**Task objective**
Search the records below for the word "Balıkesir". Pull out each line that has it.

**Data entries**
────────────────

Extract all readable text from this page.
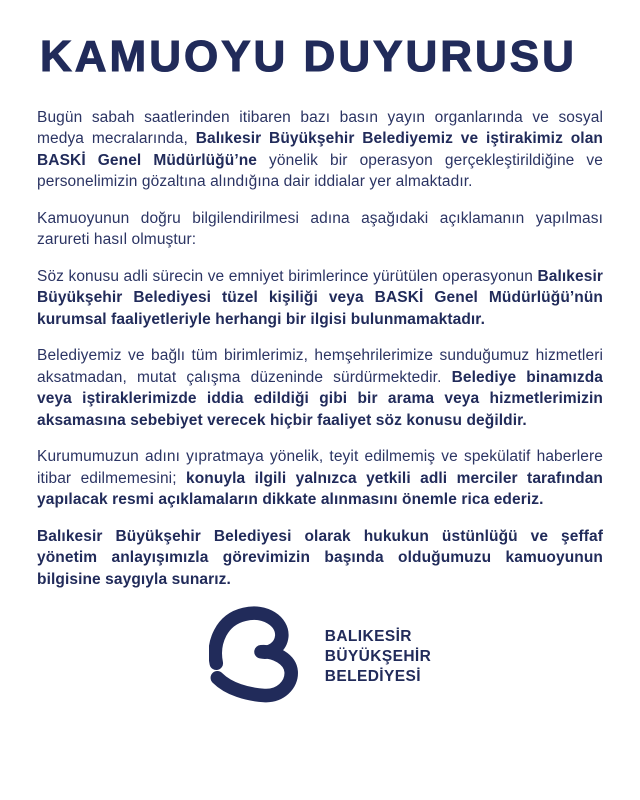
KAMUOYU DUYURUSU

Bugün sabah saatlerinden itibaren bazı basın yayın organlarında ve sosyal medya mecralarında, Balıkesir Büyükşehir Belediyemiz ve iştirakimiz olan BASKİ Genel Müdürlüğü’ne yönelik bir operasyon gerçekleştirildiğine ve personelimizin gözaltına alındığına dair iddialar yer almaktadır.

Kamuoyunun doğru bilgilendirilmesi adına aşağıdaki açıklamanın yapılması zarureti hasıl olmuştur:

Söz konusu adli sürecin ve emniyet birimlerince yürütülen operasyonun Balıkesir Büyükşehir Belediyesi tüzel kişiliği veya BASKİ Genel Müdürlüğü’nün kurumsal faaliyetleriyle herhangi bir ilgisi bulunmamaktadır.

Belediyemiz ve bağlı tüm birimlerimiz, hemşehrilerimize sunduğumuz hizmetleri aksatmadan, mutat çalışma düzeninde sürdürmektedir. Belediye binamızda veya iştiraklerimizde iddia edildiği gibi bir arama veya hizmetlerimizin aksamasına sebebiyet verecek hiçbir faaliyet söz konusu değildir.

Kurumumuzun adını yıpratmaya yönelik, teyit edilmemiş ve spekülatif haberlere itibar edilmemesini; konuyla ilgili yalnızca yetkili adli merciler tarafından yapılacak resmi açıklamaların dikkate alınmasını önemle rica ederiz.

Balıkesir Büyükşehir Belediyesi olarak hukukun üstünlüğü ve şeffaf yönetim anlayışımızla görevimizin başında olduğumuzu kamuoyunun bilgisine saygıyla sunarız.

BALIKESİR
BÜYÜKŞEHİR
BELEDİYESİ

────────────────

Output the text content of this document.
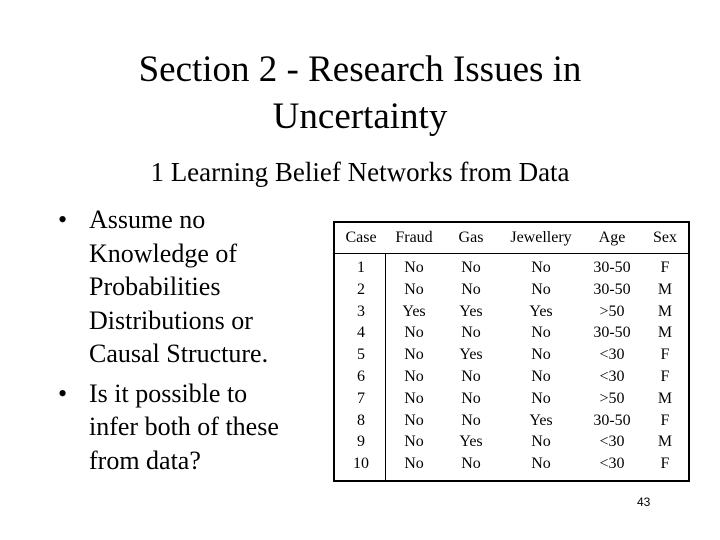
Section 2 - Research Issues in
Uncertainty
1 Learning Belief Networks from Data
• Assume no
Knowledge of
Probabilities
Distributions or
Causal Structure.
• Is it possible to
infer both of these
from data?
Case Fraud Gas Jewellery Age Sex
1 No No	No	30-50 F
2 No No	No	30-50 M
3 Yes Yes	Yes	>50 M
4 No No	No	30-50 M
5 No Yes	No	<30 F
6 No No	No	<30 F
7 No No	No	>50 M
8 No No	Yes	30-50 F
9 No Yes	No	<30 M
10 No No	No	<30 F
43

────────────────

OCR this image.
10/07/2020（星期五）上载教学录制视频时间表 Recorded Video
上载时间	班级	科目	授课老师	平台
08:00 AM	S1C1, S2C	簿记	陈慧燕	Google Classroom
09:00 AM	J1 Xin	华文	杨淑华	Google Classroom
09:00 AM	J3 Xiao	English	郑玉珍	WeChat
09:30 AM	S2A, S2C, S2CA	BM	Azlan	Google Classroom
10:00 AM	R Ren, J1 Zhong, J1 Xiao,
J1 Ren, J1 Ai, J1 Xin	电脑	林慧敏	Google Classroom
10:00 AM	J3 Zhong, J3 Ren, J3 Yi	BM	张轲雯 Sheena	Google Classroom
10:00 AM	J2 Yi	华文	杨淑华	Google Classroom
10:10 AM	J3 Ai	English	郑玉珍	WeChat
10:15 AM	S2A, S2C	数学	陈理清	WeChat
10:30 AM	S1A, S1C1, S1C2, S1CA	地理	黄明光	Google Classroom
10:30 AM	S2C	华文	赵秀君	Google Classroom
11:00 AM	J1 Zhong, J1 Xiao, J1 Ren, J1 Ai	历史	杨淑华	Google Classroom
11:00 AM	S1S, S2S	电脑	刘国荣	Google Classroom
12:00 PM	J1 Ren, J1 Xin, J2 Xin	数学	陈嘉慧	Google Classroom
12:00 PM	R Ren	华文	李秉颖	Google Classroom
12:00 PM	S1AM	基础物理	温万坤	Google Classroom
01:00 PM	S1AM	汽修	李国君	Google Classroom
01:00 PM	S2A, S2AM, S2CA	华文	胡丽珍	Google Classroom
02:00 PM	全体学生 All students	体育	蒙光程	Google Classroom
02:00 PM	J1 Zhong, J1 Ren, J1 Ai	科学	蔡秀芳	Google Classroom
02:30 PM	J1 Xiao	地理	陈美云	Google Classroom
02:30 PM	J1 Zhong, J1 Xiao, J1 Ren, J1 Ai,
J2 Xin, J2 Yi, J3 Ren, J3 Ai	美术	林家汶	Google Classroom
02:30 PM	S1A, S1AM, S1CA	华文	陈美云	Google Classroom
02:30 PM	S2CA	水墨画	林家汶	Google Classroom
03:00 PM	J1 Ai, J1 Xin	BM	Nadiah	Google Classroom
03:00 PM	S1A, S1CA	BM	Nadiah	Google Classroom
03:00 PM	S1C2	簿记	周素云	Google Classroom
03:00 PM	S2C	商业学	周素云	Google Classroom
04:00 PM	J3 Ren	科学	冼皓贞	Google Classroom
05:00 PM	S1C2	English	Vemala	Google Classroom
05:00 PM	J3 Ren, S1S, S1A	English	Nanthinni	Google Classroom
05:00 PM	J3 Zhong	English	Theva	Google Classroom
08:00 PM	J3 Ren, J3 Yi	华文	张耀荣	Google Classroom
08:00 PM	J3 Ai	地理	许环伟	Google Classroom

────────────────

**Response**
Bugün sabah saatlerinden itibaren bazı basın yayın organlarında ve sosyal medya mecralarında, Balıkesir Büyükşehir Belediyemiz ve iştirakimiz olan BASKİ Genel Müdürlüğü’ne yönelik bir operasyon gerçekleştirildiğine ve personelimizin gözaltına alındığına dair iddialar yer almaktadır.
Söz konusu adli sürecin ve emniyet birimlerince yürütülen operasyonun Balıkesir Büyükşehir Belediyesi tüzel kişiliği veya BASKİ Genel Müdürlüğü’nün kurumsal faaliyetleriyle herhangi bir ilgisi bulunmamaktadır.
Balıkesir Büyükşehir Belediyesi olarak hukukun üstünlüğü ve şeffaf yönetim anlayışımızla görevimizin başında olduğumuzu kamuoyunun bilgisine saygıyla sunarız.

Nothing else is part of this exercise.